[Some records]
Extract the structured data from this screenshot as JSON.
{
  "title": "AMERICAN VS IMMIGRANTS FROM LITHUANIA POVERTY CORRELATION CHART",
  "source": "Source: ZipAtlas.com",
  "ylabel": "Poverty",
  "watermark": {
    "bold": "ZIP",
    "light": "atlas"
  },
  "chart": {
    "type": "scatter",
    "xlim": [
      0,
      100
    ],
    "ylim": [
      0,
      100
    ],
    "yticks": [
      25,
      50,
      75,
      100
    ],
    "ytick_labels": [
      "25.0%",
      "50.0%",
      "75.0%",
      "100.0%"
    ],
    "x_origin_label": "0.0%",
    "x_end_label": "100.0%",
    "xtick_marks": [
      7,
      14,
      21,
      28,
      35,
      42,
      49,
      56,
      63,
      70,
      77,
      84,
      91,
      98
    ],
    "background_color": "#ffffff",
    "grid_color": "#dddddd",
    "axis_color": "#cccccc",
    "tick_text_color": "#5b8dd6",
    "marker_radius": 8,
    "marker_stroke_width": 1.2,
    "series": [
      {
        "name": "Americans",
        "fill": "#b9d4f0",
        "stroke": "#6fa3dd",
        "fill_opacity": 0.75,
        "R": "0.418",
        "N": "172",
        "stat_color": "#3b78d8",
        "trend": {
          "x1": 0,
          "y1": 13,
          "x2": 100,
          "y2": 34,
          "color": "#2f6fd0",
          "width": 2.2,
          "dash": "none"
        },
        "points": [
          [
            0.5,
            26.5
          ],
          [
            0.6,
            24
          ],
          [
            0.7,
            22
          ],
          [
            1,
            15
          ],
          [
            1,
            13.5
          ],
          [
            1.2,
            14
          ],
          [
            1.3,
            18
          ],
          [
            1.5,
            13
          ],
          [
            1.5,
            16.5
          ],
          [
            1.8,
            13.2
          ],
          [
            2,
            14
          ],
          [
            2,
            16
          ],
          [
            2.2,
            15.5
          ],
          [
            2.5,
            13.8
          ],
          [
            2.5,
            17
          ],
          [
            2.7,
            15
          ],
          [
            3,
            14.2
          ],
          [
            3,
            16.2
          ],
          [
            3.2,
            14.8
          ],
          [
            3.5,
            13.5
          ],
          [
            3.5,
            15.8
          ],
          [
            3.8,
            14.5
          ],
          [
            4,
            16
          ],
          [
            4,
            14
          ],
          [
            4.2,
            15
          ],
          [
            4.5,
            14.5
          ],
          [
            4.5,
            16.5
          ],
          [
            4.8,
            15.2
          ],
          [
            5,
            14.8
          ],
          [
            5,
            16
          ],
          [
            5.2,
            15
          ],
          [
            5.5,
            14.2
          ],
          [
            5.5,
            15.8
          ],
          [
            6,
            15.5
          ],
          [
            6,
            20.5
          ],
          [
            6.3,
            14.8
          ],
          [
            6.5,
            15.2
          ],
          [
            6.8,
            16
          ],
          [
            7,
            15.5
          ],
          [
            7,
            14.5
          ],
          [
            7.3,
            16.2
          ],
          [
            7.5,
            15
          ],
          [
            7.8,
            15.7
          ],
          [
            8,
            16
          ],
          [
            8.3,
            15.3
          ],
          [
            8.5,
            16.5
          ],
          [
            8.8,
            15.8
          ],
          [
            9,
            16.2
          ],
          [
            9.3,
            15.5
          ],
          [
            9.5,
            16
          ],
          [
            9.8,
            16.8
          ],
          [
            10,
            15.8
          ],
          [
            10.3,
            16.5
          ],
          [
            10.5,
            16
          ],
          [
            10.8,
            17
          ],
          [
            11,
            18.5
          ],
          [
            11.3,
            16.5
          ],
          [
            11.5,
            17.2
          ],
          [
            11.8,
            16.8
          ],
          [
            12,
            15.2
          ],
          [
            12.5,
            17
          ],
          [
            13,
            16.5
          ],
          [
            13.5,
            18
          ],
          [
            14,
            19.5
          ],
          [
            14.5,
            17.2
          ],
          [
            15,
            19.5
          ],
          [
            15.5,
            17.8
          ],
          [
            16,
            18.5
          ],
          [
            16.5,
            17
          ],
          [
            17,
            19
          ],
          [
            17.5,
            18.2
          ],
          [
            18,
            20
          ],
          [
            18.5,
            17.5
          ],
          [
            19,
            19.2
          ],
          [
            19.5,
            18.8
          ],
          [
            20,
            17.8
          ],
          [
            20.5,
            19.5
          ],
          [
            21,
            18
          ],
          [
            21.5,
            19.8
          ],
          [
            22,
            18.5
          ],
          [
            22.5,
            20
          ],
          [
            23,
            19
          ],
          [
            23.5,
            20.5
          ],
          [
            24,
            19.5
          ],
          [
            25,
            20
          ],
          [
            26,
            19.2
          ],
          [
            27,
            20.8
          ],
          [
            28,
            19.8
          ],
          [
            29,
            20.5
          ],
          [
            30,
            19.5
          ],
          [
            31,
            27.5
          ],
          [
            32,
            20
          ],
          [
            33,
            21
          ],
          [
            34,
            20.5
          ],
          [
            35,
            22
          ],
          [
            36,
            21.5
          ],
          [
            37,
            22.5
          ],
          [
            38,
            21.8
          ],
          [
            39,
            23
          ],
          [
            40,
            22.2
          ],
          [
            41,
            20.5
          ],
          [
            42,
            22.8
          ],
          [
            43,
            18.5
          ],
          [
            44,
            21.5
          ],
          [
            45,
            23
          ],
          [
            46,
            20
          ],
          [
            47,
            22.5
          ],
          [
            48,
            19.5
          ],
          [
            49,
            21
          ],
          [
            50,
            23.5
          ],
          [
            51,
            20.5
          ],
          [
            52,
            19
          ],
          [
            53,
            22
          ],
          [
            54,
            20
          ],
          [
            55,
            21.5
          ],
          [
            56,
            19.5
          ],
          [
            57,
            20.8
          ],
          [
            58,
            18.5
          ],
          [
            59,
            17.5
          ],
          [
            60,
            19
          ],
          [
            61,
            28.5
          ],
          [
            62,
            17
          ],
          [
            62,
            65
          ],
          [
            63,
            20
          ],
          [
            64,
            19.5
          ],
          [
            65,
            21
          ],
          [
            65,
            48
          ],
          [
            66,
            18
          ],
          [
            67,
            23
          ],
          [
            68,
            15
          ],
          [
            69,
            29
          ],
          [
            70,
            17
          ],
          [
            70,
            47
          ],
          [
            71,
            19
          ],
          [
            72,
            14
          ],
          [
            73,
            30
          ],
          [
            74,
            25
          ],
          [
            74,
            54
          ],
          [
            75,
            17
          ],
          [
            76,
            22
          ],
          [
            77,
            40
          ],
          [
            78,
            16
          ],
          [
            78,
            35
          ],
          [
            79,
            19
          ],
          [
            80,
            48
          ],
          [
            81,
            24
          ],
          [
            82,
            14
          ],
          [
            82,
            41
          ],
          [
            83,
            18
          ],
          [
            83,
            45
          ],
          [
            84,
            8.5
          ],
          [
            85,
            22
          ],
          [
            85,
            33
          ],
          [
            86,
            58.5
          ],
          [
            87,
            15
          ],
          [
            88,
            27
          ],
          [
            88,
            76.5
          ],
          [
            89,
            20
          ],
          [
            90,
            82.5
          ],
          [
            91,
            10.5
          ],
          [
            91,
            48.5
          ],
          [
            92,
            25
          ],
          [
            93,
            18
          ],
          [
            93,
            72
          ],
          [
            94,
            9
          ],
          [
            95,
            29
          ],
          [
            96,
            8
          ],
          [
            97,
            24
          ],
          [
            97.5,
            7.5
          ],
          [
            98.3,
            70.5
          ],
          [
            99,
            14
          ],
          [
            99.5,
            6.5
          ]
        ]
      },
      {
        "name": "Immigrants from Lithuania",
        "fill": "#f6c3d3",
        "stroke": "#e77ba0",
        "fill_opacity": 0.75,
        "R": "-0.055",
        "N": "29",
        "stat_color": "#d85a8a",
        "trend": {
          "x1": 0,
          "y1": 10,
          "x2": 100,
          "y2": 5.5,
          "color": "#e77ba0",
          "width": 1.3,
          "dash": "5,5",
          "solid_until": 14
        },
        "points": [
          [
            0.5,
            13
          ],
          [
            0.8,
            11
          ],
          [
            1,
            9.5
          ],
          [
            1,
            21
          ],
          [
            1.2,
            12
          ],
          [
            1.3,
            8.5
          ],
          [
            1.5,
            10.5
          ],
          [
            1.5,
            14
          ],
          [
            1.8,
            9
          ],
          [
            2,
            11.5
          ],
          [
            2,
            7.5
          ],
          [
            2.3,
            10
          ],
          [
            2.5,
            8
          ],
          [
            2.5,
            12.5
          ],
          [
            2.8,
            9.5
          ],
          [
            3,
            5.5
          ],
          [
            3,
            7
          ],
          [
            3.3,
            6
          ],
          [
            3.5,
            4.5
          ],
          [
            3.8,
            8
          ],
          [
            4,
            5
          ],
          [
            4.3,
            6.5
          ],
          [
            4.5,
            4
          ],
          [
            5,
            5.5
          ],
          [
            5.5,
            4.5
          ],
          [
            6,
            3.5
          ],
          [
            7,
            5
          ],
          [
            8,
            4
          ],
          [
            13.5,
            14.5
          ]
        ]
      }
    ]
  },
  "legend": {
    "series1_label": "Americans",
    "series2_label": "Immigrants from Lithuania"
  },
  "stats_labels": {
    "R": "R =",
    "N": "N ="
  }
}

Your instructions: Within the listing, how many lines hold the word "Americans"? Only the number is to be given.

Answer for this exercise: 2